▸ **GIVEN TASK**: How many of the lines below hold the word "const"? Answer only with the number.

▸ **MATERIAL PROVIDED**:
****************************************
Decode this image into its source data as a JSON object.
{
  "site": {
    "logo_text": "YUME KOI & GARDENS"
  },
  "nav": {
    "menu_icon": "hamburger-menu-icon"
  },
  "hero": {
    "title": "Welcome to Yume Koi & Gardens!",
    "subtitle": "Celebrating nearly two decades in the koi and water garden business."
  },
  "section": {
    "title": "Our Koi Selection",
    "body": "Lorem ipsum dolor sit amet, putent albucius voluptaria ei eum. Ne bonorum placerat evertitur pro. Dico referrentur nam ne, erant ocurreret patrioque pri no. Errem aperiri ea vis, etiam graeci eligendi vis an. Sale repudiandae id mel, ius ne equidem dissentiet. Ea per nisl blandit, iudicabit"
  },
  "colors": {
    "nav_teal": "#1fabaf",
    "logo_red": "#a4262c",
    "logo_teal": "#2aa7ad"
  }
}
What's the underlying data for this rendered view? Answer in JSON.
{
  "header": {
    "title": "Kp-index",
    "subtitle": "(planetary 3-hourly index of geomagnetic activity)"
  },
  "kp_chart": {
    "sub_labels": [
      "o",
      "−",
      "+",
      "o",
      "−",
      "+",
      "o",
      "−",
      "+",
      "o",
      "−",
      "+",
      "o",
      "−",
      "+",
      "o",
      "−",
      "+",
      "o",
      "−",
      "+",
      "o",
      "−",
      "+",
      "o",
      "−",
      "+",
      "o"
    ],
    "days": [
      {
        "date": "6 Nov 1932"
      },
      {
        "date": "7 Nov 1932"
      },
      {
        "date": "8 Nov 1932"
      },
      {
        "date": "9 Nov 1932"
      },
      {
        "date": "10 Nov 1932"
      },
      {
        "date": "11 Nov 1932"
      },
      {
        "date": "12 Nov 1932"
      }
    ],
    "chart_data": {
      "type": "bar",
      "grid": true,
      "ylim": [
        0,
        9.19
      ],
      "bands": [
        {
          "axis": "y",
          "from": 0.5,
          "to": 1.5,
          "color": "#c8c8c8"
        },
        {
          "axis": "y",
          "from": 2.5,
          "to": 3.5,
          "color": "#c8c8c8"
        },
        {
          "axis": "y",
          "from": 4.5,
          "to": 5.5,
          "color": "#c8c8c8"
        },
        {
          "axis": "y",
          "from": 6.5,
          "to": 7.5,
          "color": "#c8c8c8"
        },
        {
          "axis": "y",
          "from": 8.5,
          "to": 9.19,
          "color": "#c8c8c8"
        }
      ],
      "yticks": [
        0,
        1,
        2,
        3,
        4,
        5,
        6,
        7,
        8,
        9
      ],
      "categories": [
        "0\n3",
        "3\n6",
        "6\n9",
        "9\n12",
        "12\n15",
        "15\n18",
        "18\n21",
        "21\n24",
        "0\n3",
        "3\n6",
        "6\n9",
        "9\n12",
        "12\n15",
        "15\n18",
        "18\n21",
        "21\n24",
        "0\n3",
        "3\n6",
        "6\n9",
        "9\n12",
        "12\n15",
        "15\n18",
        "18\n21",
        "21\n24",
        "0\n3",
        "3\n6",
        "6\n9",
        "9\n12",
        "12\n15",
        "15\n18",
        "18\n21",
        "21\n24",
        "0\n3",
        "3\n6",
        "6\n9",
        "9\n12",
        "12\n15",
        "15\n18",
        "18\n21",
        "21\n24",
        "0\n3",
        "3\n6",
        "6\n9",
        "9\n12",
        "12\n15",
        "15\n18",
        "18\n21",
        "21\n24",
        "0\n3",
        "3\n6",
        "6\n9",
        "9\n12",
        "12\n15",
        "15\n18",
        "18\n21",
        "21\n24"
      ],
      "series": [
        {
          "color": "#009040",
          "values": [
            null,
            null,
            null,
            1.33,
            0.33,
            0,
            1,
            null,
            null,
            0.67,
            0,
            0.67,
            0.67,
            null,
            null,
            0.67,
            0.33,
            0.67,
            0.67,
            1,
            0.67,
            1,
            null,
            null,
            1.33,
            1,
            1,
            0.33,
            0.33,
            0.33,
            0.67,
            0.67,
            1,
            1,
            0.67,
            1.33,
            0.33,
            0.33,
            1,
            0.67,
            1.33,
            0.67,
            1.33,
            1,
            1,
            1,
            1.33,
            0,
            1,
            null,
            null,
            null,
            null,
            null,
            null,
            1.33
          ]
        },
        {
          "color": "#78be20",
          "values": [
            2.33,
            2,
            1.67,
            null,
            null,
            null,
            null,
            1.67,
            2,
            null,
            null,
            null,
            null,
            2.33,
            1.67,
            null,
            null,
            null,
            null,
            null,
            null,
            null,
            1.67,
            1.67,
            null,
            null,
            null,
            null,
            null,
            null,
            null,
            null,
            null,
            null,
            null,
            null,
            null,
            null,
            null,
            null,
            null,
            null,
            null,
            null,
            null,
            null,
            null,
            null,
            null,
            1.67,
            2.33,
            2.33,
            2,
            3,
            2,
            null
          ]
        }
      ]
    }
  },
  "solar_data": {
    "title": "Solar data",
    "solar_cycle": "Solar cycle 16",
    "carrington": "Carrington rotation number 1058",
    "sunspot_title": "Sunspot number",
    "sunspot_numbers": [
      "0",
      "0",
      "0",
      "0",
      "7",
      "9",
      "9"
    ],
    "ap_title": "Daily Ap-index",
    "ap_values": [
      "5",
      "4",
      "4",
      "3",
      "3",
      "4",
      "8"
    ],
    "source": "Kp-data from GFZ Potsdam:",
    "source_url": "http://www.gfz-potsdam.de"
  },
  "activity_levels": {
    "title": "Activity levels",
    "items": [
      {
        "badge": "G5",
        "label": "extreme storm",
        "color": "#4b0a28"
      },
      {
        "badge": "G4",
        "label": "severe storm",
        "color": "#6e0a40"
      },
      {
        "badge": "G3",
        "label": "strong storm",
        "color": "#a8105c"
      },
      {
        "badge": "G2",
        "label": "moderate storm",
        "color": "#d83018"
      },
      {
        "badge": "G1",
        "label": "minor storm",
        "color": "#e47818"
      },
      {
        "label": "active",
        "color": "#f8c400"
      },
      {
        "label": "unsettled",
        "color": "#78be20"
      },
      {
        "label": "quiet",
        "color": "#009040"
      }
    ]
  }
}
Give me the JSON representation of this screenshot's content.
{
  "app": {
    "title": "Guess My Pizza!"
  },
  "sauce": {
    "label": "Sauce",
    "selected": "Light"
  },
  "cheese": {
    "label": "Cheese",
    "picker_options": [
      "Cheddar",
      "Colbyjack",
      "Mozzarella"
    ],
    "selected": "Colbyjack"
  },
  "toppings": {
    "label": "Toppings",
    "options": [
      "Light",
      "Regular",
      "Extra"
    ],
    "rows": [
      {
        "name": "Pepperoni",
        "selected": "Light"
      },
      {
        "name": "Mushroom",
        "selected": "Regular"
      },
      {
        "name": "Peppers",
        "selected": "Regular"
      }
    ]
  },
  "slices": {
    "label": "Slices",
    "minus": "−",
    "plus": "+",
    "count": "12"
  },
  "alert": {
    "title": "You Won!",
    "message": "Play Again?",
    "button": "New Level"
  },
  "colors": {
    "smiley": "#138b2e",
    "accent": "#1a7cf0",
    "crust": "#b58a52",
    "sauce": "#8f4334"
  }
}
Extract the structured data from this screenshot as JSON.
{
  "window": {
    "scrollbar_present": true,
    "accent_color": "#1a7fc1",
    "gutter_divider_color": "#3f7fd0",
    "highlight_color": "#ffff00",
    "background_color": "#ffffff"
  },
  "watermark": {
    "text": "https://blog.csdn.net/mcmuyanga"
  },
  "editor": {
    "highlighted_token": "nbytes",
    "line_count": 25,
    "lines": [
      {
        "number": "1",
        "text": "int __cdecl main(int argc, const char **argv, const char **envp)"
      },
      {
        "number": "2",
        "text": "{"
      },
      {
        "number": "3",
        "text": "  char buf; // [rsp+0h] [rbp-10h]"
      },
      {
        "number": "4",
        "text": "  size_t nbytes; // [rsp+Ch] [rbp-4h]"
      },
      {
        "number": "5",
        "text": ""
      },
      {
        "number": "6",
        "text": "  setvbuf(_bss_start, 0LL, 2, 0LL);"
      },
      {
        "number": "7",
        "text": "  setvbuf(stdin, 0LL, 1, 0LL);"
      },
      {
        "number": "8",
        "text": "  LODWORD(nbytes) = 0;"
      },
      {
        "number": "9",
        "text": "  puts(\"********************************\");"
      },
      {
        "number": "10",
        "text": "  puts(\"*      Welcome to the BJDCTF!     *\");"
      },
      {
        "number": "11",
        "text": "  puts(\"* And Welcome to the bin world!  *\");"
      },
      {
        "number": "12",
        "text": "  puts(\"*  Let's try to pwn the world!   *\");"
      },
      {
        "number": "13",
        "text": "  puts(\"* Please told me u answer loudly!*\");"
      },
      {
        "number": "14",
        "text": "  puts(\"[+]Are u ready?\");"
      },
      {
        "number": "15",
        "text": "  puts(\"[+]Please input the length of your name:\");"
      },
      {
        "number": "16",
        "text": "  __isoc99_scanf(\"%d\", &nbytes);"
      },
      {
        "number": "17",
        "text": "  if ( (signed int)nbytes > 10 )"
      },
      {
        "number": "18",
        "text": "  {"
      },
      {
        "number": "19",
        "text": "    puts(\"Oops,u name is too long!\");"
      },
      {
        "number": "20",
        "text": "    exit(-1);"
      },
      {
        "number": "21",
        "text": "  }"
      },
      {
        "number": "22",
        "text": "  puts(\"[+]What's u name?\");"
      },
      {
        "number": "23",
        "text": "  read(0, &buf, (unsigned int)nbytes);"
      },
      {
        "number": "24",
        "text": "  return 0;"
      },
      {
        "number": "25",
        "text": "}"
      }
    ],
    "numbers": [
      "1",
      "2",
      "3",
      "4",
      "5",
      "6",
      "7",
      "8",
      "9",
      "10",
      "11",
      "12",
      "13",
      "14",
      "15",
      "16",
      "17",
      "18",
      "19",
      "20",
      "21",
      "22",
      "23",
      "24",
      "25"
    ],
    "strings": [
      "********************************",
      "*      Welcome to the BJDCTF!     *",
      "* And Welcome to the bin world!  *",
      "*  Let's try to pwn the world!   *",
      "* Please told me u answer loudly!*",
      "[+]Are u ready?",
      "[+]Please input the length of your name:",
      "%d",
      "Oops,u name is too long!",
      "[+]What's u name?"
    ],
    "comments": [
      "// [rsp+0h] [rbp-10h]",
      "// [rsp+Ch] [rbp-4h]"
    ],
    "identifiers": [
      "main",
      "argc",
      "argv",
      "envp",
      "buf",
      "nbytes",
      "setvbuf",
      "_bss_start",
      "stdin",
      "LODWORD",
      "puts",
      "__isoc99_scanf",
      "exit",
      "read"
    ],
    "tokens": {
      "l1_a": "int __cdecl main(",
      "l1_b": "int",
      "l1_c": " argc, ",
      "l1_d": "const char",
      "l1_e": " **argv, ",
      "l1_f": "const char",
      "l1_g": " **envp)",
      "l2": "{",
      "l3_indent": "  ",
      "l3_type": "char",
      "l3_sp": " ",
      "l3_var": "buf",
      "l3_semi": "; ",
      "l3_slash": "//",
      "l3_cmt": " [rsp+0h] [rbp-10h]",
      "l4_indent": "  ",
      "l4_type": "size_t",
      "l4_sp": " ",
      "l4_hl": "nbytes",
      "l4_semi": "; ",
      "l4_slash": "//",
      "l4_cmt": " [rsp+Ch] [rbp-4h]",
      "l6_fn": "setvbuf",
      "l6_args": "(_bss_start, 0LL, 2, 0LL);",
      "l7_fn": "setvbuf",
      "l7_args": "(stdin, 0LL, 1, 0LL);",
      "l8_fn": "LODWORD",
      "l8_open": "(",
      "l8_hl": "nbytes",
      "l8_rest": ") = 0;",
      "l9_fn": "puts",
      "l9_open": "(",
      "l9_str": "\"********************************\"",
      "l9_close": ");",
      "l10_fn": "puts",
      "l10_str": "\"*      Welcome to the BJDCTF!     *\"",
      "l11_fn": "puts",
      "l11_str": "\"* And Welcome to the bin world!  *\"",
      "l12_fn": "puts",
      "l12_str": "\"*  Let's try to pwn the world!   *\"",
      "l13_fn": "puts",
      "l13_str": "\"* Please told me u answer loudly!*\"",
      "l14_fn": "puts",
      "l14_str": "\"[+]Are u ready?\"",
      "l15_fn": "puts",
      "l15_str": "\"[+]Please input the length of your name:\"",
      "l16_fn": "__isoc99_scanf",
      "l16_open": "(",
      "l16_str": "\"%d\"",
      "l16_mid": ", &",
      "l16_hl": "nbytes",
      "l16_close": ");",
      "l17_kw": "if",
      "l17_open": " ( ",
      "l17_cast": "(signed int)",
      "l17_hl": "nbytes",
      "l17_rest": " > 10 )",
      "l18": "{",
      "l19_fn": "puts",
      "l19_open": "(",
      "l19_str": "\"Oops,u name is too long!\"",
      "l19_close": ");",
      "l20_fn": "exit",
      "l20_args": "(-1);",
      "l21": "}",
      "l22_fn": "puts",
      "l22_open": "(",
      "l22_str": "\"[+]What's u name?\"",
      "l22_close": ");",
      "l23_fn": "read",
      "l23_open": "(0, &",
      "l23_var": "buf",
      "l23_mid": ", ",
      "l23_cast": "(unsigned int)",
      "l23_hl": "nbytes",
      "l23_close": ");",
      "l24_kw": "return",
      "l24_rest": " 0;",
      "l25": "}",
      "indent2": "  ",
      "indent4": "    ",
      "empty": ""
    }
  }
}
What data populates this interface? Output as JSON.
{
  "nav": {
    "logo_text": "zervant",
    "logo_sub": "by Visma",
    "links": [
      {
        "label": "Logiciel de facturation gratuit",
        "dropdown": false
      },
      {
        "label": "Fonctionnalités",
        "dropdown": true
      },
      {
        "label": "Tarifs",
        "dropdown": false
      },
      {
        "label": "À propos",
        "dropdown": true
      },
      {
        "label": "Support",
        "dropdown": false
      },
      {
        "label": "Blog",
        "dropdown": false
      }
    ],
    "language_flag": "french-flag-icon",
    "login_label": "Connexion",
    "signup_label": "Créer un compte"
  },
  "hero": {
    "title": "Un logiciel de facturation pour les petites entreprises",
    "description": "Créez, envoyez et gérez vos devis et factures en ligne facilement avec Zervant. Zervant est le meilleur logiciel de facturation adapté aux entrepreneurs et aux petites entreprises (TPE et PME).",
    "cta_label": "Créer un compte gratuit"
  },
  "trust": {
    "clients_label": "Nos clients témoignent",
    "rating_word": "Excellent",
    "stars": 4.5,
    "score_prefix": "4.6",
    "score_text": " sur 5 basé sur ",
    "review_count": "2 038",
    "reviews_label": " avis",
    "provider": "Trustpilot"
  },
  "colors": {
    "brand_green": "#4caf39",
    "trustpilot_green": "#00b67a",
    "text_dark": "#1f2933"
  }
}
****************************************
▸ **SOLUTION TO THIS EXERCISE**: 3